▶ **Input for this task**
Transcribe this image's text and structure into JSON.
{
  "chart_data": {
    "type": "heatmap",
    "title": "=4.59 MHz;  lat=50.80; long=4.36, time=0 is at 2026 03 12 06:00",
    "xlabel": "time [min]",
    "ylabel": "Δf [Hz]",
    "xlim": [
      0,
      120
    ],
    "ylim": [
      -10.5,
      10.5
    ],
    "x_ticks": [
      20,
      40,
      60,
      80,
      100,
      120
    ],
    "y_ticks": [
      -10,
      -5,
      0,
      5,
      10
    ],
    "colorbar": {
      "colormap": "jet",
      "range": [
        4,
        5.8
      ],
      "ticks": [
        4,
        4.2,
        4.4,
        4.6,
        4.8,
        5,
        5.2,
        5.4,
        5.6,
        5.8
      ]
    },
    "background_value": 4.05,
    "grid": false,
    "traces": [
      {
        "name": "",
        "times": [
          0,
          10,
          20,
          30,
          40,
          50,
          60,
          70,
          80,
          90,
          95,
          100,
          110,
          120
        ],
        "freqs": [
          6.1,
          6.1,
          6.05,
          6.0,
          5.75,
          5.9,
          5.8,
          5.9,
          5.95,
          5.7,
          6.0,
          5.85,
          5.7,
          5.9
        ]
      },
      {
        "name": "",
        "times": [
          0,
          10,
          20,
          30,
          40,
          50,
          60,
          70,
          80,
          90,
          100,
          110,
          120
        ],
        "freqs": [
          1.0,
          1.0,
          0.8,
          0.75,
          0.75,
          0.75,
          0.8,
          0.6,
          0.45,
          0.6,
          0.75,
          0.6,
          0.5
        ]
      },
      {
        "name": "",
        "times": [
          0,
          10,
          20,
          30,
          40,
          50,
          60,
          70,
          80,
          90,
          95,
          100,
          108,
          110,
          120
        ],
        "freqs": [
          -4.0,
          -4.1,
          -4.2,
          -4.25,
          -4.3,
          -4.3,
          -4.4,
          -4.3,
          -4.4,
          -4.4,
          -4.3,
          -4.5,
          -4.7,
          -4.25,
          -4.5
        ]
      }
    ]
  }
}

▶ **Task details**
Please restate the data word for word, every record included.

▶ **Task response**
Transcribe this image's text and structure into JSON.
{
  "chart_data": {
    "type": "heatmap",
    "title": "=4.59 MHz;  lat=50.80; long=4.36, time=0 is at 2026 03 12 06:00",
    "xlabel": "time [min]",
    "ylabel": "Δf [Hz]",
    "xlim": [
      0,
      120
    ],
    "ylim": [
      -10.5,
      10.5
    ],
    "x_ticks": [
      20,
      40,
      60,
      80,
      100,
      120
    ],
    "y_ticks": [
      -10,
      -5,
      0,
      5,
      10
    ],
    "colorbar": {
      "colormap": "jet",
      "range": [
        4,
        5.8
      ],
      "ticks": [
        4,
        4.2,
        4.4,
        4.6,
        4.8,
        5,
        5.2,
        5.4,
        5.6,
        5.8
      ]
    },
    "background_value": 4.05,
    "grid": false,
    "traces": [
      {
        "name": "",
        "times": [
          0,
          10,
          20,
          30,
          40,
          50,
          60,
          70,
          80,
          90,
          95,
          100,
          110,
          120
        ],
        "freqs": [
          6.1,
          6.1,
          6.05,
          6.0,
          5.75,
          5.9,
          5.8,
          5.9,
          5.95,
          5.7,
          6.0,
          5.85,
          5.7,
          5.9
        ]
      },
      {
        "name": "",
        "times": [
          0,
          10,
          20,
          30,
          40,
          50,
          60,
          70,
          80,
          90,
          100,
          110,
          120
        ],
        "freqs": [
          1.0,
          1.0,
          0.8,
          0.75,
          0.75,
          0.75,
          0.8,
          0.6,
          0.45,
          0.6,
          0.75,
          0.6,
          0.5
        ]
      },
      {
        "name": "",
        "times": [
          0,
          10,
          20,
          30,
          40,
          50,
          60,
          70,
          80,
          90,
          95,
          100,
          108,
          110,
          120
        ],
        "freqs": [
          -4.0,
          -4.1,
          -4.2,
          -4.25,
          -4.3,
          -4.3,
          -4.4,
          -4.3,
          -4.4,
          -4.4,
          -4.3,
          -4.5,
          -4.7,
          -4.25,
          -4.5
        ]
      }
    ]
  }
}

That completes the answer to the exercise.